THE REQUEST
Extract the line that contains "Extract all readable text from this page." and every line after it through the end of the records below, exactly as written, leaving out any pictures.

STORED RECORDS
========
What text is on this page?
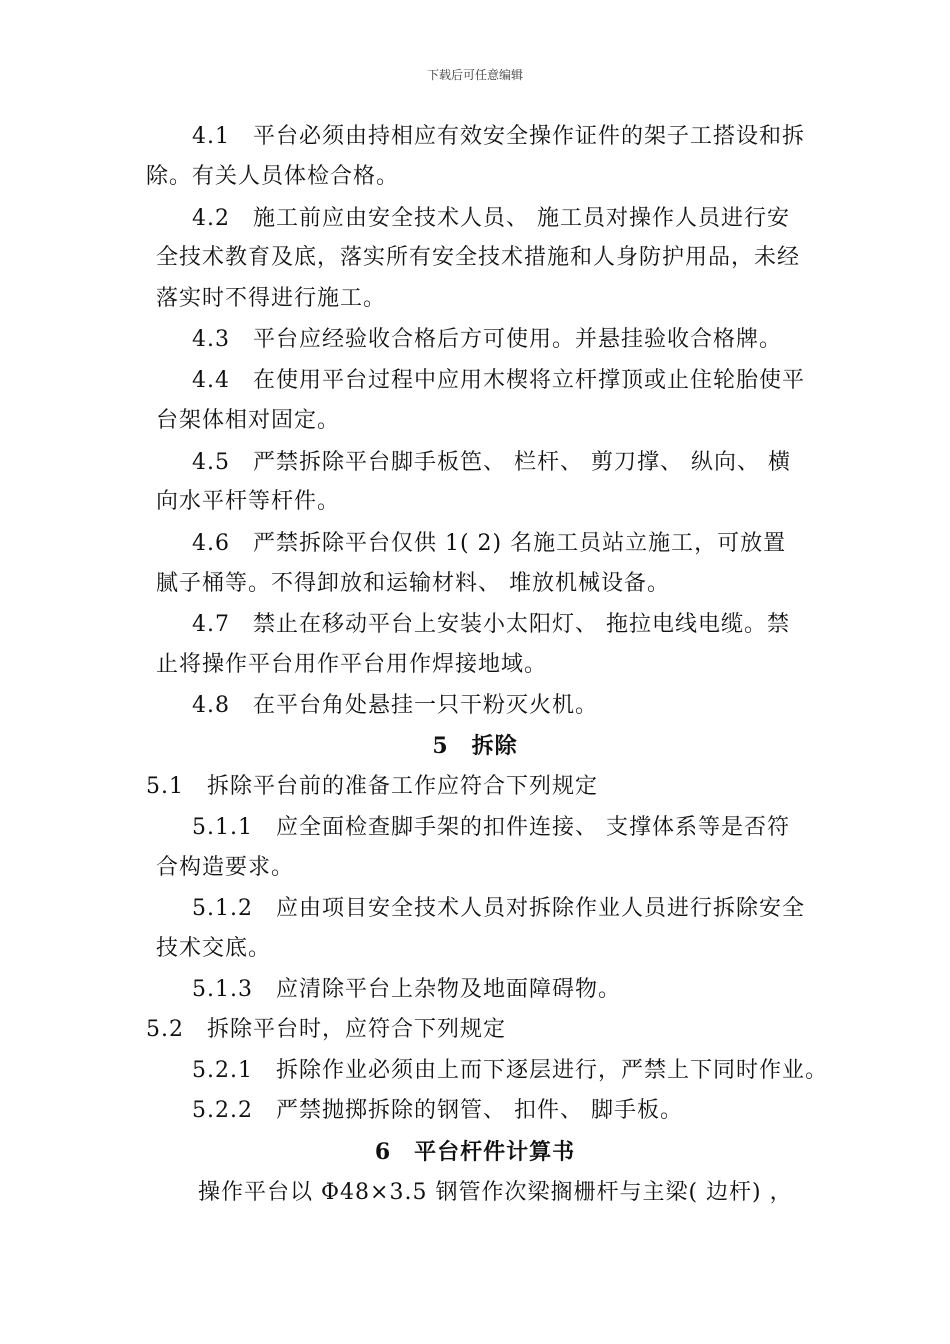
下载后可任意编辑
4.1　平台必须由持相应有效安全操作证件的架子工搭设和拆
除。有关人员体检合格。
4.2　施工前应由安全技术人员、 施工员对操作人员进行安
全技术教育及底，落实所有安全技术措施和人身防护用品，未经
落实时不得进行施工。
4.3　平台应经验收合格后方可使用。并悬挂验收合格牌。
4.4　在使用平台过程中应用木楔将立杆撑顶或止住轮胎使平
台架体相对固定。
4.5　严禁拆除平台脚手板笆、 栏杆、 剪刀撑、 纵向、 横
向水平杆等杆件。
4.6　严禁拆除平台仅供 1( 2) 名施工员站立施工，可放置
腻子桶等。不得卸放和运输材料、 堆放机械设备。
4.7　禁止在移动平台上安装小太阳灯、 拖拉电线电缆。禁
止将操作平台用作平台用作焊接地域。
4.8　在平台角处悬挂一只干粉灭火机。
5　拆除
5.1　拆除平台前的准备工作应符合下列规定
5.1.1　应全面检查脚手架的扣件连接、 支撑体系等是否符
合构造要求。
5.1.2　应由项目安全技术人员对拆除作业人员进行拆除安全
技术交底。
5.1.3　应清除平台上杂物及地面障碍物。
5.2　拆除平台时，应符合下列规定
5.2.1　拆除作业必须由上而下逐层进行，严禁上下同时作业。
5.2.2　严禁抛掷拆除的钢管、 扣件、 脚手板。
6　平台杆件计算书
操作平台以 Φ48×3.5 钢管作次梁搁栅杆与主梁( 边杆) ，
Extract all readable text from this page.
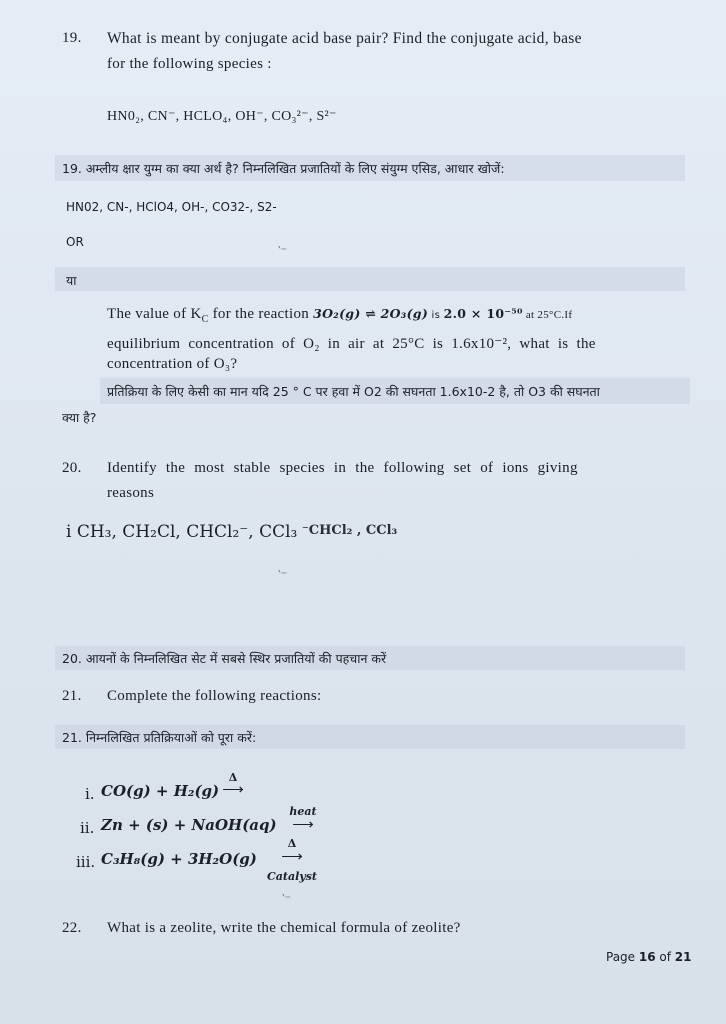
19. What is meant by conjugate acid base pair? Find the conjugate acid, base
for the following species :
HN0₂, CN⁻, HCLO₄, OH⁻, CO₃²⁻, S²⁻
19. अम्लीय क्षार युग्म का क्या अर्थ है? निम्नलिखित प्रजातियों के लिए संयुग्म एसिड, आधार खोजें:
HN02, CN-, HClO4, OH-, CO32-, S2-
OR
‵⁻
या
The value of $K_C$ for the reaction 3O₂(g) ⇌ 2O₃(g) is 2.0 × 10⁻⁵⁰ at 25°C.If
equilibrium concentration of O₂ in air at 25°C is 1.6x10⁻², what is the
concentration of O₃?
प्रतिक्रिया के लिए केसी का मान यदि 25 ° C पर हवा में O2 की सघनता 1.6x10-2 है, तो O3 की सघनता
क्या है?
20. Identify the most stable species in the following set of ions giving
reasons
i CH₃, CH₂Cl, CHCl₂⁻, CCl₃ ⁻CHCl₂ , CCl₃
‵⁻
20. आयनों के निम्नलिखित सेट में सबसे स्थिर प्रजातियों की पहचान करें
21. Complete the following reactions:
21. निम्नलिखित प्रतिक्रियाओं को पूरा करें:
i. CO(g) + H₂(g)
Δ
⟶
ii. Zn + (s) + NaOH(aq)
heat
⟶
iii. C₃H₈(g) + 3H₂O(g)
Δ
⟶
Catalyst
‵⁻
22. What is a zeolite, write the chemical formula of zeolite?
Page 16 of 21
========
RESULT FOR THIS TASK
Extract all readable text from this page.
19. What is meant by conjugate acid base pair? Find the conjugate acid, base
for the following species :
HN0₂, CN⁻, HCLO₄, OH⁻, CO₃²⁻, S²⁻
19. अम्लीय क्षार युग्म का क्या अर्थ है? निम्नलिखित प्रजातियों के लिए संयुग्म एसिड, आधार खोजें:
HN02, CN-, HClO4, OH-, CO32-, S2-
OR
‵⁻
या
The value of $K_C$ for the reaction 3O₂(g) ⇌ 2O₃(g) is 2.0 × 10⁻⁵⁰ at 25°C.If
equilibrium concentration of O₂ in air at 25°C is 1.6x10⁻², what is the
concentration of O₃?
प्रतिक्रिया के लिए केसी का मान यदि 25 ° C पर हवा में O2 की सघनता 1.6x10-2 है, तो O3 की सघनता
क्या है?
20. Identify the most stable species in the following set of ions giving
reasons
i CH₃, CH₂Cl, CHCl₂⁻, CCl₃ ⁻CHCl₂ , CCl₃
‵⁻
20. आयनों के निम्नलिखित सेट में सबसे स्थिर प्रजातियों की पहचान करें
21. Complete the following reactions:
21. निम्नलिखित प्रतिक्रियाओं को पूरा करें:
i. CO(g) + H₂(g)
Δ
⟶
ii. Zn + (s) + NaOH(aq)
heat
⟶
iii. C₃H₈(g) + 3H₂O(g)
Δ
⟶
Catalyst
‵⁻
22. What is a zeolite, write the chemical formula of zeolite?
Page 16 of 21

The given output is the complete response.